• **Problem description**:
Count the lines in the items that contain the string "Hamilton", with case counting, and give only the number.

==== Records for this exercise

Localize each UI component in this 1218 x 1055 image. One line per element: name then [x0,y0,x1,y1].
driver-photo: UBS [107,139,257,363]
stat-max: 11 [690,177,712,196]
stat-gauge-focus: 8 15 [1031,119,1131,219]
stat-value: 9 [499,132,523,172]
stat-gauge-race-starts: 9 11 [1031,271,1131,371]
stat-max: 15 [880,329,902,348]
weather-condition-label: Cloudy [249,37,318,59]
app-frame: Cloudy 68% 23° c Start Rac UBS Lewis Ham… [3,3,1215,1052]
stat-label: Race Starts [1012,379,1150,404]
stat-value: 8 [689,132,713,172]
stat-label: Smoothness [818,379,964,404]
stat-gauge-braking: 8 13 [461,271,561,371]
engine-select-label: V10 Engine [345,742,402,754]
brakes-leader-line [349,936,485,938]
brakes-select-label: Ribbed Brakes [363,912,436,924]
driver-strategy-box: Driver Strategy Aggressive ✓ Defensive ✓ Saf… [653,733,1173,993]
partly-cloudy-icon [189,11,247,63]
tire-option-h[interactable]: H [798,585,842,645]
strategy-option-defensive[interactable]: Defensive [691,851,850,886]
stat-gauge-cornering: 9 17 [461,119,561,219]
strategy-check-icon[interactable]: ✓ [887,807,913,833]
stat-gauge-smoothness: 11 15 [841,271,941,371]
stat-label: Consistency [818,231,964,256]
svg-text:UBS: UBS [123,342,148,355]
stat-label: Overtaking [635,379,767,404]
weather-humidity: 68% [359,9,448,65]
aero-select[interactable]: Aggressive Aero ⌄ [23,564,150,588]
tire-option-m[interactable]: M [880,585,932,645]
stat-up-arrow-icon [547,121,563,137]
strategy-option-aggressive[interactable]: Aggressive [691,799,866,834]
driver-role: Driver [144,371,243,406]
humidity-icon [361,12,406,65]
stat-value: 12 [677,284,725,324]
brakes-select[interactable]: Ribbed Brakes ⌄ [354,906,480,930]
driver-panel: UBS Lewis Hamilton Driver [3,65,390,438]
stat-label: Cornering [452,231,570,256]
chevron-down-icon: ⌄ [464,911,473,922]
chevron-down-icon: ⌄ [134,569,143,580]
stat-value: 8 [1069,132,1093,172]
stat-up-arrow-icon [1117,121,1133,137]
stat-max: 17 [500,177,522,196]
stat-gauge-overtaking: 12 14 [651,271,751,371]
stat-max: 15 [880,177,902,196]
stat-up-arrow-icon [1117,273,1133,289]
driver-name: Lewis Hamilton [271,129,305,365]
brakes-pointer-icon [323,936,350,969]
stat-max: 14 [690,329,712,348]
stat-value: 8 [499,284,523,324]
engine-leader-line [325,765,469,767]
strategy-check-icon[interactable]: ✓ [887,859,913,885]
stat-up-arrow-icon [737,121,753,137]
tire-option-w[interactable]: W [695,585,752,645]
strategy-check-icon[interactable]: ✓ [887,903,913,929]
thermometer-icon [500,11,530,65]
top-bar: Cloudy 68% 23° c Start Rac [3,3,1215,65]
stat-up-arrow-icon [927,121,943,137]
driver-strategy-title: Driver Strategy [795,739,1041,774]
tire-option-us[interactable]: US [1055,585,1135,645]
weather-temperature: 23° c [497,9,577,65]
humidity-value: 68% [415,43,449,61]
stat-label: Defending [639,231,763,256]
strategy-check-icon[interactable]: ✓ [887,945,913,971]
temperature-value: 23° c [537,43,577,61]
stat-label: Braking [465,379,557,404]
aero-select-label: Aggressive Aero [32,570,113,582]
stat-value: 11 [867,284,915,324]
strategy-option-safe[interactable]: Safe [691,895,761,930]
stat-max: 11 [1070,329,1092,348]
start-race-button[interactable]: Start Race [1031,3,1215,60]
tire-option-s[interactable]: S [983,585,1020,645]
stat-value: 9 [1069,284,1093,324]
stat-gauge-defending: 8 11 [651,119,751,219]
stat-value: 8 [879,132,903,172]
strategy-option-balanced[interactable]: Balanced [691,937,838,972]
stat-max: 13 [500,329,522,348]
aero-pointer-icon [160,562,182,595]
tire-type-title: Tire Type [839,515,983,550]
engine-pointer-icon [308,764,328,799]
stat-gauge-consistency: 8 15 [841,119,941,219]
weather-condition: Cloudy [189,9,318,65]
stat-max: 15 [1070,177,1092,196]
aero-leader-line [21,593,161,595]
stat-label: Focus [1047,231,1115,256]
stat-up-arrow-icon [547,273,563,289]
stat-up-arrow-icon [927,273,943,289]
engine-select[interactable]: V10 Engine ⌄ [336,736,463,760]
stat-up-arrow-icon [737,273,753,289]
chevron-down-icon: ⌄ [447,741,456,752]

========

• **Result of the task**:
2